- Direction -
Examine the entries and show every line in which the word "coisas" is found.

[Source data]
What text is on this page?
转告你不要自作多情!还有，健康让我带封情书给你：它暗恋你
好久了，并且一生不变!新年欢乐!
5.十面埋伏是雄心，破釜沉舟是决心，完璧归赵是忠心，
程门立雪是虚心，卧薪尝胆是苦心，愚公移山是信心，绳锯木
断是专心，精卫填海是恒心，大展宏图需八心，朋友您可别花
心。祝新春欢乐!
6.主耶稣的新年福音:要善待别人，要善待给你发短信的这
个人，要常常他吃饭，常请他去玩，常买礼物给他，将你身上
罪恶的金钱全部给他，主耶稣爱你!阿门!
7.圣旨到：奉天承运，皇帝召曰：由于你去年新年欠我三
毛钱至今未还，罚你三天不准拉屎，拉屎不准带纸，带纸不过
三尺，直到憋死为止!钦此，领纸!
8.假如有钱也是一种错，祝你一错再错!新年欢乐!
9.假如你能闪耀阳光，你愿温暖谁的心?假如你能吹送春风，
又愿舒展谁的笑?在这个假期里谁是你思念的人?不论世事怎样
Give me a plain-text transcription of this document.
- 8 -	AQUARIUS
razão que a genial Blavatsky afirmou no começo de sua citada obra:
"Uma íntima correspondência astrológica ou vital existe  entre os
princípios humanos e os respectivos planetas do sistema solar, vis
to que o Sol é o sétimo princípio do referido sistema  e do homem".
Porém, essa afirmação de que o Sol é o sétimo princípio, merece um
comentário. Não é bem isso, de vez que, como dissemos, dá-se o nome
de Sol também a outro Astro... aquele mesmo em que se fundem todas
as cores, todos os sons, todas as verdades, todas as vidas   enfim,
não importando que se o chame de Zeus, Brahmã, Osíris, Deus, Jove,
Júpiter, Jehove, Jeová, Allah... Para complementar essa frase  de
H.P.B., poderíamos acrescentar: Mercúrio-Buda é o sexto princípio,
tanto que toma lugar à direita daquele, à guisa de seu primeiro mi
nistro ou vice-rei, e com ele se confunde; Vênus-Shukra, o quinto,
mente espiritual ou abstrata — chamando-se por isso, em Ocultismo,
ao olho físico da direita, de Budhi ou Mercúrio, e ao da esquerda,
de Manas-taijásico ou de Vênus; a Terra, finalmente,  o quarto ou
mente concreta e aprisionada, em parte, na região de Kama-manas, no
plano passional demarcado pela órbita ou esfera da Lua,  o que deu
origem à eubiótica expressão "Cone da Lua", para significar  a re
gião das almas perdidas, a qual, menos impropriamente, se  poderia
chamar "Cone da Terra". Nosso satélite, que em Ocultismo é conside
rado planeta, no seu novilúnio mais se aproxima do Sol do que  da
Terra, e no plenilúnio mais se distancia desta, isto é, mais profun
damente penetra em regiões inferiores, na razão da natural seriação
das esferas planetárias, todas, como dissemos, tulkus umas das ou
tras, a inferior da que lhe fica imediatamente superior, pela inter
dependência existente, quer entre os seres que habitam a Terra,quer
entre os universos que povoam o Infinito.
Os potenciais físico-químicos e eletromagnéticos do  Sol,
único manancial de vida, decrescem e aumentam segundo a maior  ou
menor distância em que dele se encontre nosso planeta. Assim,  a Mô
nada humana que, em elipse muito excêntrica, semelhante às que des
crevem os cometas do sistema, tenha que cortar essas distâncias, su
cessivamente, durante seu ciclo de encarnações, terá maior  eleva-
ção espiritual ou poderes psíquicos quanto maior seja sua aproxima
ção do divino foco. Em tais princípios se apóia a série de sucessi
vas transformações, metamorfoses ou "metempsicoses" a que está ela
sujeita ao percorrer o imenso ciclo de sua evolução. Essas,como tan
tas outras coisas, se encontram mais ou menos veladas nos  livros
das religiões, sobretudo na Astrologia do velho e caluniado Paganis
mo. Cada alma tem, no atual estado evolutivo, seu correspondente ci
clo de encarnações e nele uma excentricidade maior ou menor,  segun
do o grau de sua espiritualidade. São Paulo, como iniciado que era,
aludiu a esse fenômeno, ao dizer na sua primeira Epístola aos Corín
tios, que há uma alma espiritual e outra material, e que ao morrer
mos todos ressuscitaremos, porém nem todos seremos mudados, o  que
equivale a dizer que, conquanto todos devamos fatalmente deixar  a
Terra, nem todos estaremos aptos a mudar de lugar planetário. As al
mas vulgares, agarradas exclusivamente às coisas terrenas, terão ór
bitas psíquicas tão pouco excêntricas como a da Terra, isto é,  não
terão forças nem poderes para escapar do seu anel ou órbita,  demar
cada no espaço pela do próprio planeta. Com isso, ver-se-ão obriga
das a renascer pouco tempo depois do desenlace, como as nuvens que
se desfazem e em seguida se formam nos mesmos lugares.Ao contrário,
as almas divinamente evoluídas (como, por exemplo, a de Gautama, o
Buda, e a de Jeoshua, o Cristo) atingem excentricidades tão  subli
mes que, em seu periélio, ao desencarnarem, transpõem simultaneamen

- Solved problem -
tas outras coisas, se encontram mais ou menos veladas nos  livros
mas vulgares, agarradas exclusivamente às coisas terrenas, terão ór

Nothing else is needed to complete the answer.